#### THINGS TO DO
1 – Answer these questions about the sensitivity analysis text:
(a) How many uncertain parameters were selected for the sensitivity analysis?
(b) Why was the pore volume multiplier treated as an uncertain parameter?
(c) What method was applied to obtain the most informative data sets for training the ANN?
2 – Write a continuation of the sensitivity analysis text, starting after its final sentence.

#### EXCERPTED TEXT
▼

SENSITIVITY ANALYSIS
A simulation case is put
together by a huge number of input parameters out of which some are uncertain,
that means their values are not exactly known and they are ranging between a
minimum and maximum (deterministic uncertain parameters). A first step towards
understanding the uncertainty in the simulated results is to use domain
knowledge to filter out the input parameters that are most likely to influence
the results of interest. This process is called sensitivity analysis. In this
study the 3D simulation model of the MS field was used for sensitivity study. The pore volume
multiplier (fluid in place of MS filed) was considered as uncertain parameter
as MS is a shared field between two neighbouring countries. The other selected
uncertain parameters and their ranges are summarized on table 1. In total there
were 10 uncertain parameters selected for sensitivity analysis. Table 1: Minimum, base and maximum values of uncertain parameters.
In sensitivity runs one
of the uncertain input parameters are changed at a time while all other
parameters are kept fixed. This is done to try to determine which of the input
parameters affect the results the most. Because only one variable is changed at
a time, interactions between input variables are not measured. In this study
the objective of sensitivity analysis was to find out which uncertain
parameters were most influential on oil production and field pressure in MS
field under immiscible gas injection scenario. The results of
sensitivity runs (Tornado plots) for 12 years of simulation time are given in
Fig. 2. It can be observed that the most influential uncertain parameters on
oil and gas production rates and field pressure are pore volume multiplier
(MULTPV), transmissibility multiplier in Z direction (MULTZ), gas injection
rate (Qinj) and critical gas saturation (SGCR). The longer the bar on tornado
plot, the more influential is that parameter on response. Figure 2: Tornado plots of field gas production rate (FGPR), field oil production rate (FOPR), cumulative oil production (FOPT) and field pressure (FPR) after 12 years of production. The longer the bar, the more influential is that variable on response. 4.3.
TRAINING AND TESTING
THE ANN
Having reduced the number
of uncertain parameters by sensitivity analysis, the most influential uncertain
parameters (pore volume multiplier, transmissibility multiplier in Z direction,
surface gas injection rate and critical gas saturation) were used as input into
ANN to train it. The ANN was trained in order to give the same results as
numerical simulator. Experimental Design was applied to obtain the most informative data sets to train ANN and prevent overtraining problem. Variable settings for the most influential uncertain parameters, based on three-level full factorial and inscribed central composite designs, have been shown on table 2. Table 2: Three-level full factorial and inscribed central composite designs.

▲

#### DATASET
▼

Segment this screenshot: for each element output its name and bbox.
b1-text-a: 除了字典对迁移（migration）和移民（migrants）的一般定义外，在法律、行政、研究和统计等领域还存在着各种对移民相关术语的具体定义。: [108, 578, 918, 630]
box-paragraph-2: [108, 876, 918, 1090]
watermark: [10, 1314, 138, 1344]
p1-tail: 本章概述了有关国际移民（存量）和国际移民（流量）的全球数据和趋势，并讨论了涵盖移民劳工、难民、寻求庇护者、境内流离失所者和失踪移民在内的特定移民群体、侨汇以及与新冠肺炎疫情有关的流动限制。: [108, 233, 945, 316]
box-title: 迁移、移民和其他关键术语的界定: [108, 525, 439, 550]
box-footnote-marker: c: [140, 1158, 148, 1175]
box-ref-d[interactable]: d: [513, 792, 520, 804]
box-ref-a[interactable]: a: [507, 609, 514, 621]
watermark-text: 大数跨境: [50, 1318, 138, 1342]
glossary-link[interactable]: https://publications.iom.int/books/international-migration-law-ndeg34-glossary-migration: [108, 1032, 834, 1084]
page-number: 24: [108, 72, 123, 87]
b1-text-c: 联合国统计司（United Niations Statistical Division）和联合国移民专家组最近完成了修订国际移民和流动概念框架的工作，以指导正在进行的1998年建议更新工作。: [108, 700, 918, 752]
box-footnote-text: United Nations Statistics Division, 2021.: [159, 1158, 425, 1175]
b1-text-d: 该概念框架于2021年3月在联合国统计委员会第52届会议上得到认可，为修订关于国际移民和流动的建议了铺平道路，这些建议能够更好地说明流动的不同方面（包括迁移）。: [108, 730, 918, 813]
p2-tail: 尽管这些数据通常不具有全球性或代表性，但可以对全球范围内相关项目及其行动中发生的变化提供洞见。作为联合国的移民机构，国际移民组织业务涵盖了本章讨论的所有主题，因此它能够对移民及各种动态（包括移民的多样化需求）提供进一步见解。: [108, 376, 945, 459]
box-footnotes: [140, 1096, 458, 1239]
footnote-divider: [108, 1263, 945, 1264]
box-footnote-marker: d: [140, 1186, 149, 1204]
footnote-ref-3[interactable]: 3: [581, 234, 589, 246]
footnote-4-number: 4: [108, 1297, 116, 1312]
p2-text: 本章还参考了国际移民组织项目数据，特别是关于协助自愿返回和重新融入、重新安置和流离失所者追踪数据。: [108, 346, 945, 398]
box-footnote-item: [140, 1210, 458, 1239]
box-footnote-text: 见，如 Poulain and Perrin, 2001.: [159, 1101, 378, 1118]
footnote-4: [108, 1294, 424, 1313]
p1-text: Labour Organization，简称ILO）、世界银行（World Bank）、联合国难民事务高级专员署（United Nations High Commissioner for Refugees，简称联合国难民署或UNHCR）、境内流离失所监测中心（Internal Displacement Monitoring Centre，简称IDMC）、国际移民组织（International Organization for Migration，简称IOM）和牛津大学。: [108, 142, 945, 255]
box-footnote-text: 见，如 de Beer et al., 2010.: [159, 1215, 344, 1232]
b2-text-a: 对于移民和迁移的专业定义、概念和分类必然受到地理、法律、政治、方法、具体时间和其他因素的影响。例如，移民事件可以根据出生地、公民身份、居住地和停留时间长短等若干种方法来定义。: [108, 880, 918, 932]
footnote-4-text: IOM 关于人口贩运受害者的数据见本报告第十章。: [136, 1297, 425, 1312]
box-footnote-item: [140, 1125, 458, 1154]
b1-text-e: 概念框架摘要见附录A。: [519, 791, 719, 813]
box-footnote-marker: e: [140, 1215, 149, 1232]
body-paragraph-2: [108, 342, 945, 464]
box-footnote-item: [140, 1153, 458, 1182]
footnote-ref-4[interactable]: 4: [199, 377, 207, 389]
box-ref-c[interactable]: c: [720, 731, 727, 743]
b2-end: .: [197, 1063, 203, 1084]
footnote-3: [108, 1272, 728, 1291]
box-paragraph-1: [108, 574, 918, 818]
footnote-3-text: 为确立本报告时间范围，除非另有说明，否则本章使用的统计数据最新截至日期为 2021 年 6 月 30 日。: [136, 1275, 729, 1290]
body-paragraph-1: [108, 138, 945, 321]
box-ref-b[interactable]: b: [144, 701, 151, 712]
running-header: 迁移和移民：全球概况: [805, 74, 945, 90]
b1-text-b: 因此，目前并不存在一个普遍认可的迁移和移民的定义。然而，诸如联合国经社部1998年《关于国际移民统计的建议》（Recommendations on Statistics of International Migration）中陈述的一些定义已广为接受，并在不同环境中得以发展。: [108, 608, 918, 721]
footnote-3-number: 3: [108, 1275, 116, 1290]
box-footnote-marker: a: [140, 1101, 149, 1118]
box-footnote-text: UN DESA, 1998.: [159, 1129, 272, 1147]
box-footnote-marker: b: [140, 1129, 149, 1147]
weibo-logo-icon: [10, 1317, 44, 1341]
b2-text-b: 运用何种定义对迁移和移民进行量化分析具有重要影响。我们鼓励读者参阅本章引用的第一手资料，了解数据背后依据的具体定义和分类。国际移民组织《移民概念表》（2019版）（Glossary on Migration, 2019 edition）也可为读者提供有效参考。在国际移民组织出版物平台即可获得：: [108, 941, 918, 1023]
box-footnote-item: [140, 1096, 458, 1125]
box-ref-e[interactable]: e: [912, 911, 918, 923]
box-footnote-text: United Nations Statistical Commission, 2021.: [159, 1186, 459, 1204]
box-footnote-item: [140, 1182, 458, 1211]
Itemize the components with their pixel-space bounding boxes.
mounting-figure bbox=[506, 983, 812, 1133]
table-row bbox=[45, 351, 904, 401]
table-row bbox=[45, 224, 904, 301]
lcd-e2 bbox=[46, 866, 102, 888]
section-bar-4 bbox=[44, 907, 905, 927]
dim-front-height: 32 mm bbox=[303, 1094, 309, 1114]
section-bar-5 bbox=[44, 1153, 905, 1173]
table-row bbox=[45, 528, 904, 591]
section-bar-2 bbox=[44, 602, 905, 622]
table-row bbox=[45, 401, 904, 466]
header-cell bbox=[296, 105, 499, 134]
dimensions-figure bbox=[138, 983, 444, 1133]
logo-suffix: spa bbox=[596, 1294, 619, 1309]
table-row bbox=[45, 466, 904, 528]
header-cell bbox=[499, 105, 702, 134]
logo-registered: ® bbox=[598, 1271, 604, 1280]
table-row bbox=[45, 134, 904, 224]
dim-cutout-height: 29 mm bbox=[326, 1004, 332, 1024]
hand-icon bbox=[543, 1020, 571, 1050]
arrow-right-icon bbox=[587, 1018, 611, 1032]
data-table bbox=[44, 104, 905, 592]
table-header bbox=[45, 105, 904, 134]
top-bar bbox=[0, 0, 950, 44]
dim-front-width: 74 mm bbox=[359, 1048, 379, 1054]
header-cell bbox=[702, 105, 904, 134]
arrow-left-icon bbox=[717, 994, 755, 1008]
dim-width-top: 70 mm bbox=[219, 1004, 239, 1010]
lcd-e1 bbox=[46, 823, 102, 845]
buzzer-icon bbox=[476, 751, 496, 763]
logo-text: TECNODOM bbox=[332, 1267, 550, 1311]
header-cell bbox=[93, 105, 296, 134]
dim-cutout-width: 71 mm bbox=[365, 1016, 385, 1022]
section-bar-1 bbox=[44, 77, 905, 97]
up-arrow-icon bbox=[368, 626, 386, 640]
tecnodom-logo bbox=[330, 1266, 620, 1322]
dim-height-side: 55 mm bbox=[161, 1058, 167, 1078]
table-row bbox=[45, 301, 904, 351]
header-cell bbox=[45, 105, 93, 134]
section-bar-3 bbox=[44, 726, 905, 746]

▲

#### EXERCISE RESULTS
1 –
(a) Ten uncertain parameters were selected.
(b) MS is a shared field between two neighbouring countries.
(c) Experimental Design was applied.

2 –
a: -1, +1, 0 represent minimum, maximum and mean values, respectively. b: +/-2, +/-1 and 0 represent star points, factorial points, and centre points The number of required simulations
runs based on three- level full factorial and inscribed central composite
designs for 4 influential uncertain parameters were equal to 81 and 28,
respectively. There were 12 identical runs in these 2 designs, therefore the
total number of simulation runs would be 97. Having assessed various
configurations of the number of hidden layers and neurons in each layer, a
feedforward backpropagation neural network illustrated in Fig. 3 was developed
in order to get the best fit during training using the aforesaid 97 runs. Figure 3: Neural network sketch. Four neurons in the input
layer receive the most influential uncertain parameters (MULTPV, MULTZ, Qinj
and SGCR). The output layer consists of 4 categories. The first category
contains 12 neurons producing FGPR during 12 years, so that each neuron is
allotted to yield FGPR in the beginning of each year. The second, third and
fourth categories are similar to the first category except that they are
allotted for producing FOPR, FOPT, FPR respectively. In training runs, the
average deviation of outputs predicted by ANN from the ones calculated by
simulator was under 0.7% and the maximum deviation was less than 11%. The
results of training runs can be seen in Fig. 4.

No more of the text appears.